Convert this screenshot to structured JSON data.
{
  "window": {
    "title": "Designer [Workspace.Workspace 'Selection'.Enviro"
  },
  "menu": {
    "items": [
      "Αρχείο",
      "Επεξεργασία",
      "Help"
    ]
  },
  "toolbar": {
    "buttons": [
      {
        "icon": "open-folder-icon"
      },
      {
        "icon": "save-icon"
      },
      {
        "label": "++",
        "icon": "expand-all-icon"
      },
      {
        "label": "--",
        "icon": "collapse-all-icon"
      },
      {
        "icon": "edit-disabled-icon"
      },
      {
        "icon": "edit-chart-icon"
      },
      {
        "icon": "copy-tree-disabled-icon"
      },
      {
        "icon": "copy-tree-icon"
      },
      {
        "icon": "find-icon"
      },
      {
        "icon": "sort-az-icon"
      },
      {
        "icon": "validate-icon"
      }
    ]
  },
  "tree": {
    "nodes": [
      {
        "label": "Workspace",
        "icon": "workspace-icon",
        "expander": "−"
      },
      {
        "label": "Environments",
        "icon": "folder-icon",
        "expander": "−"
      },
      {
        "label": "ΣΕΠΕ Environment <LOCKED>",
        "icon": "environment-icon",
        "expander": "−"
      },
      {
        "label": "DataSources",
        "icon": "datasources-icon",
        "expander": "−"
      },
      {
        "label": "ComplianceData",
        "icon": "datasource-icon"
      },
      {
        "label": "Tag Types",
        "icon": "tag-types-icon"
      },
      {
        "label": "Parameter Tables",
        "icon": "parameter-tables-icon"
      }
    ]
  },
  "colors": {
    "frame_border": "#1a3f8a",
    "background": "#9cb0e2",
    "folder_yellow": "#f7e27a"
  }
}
- - -
Return each line of the data exactly as written above.

__Solution__:
Convert this screenshot to structured JSON data.
{
  "window": {
    "title": "Designer [Workspace.Workspace 'Selection'.Enviro"
  },
  "menu": {
    "items": [
      "Αρχείο",
      "Επεξεργασία",
      "Help"
    ]
  },
  "toolbar": {
    "buttons": [
      {
        "icon": "open-folder-icon"
      },
      {
        "icon": "save-icon"
      },
      {
        "label": "++",
        "icon": "expand-all-icon"
      },
      {
        "label": "--",
        "icon": "collapse-all-icon"
      },
      {
        "icon": "edit-disabled-icon"
      },
      {
        "icon": "edit-chart-icon"
      },
      {
        "icon": "copy-tree-disabled-icon"
      },
      {
        "icon": "copy-tree-icon"
      },
      {
        "icon": "find-icon"
      },
      {
        "icon": "sort-az-icon"
      },
      {
        "icon": "validate-icon"
      }
    ]
  },
  "tree": {
    "nodes": [
      {
        "label": "Workspace",
        "icon": "workspace-icon",
        "expander": "−"
      },
      {
        "label": "Environments",
        "icon": "folder-icon",
        "expander": "−"
      },
      {
        "label": "ΣΕΠΕ Environment <LOCKED>",
        "icon": "environment-icon",
        "expander": "−"
      },
      {
        "label": "DataSources",
        "icon": "datasources-icon",
        "expander": "−"
      },
      {
        "label": "ComplianceData",
        "icon": "datasource-icon"
      },
      {
        "label": "Tag Types",
        "icon": "tag-types-icon"
      },
      {
        "label": "Parameter Tables",
        "icon": "parameter-tables-icon"
      }
    ]
  },
  "colors": {
    "frame_border": "#1a3f8a",
    "background": "#9cb0e2",
    "folder_yellow": "#f7e27a"
  }
}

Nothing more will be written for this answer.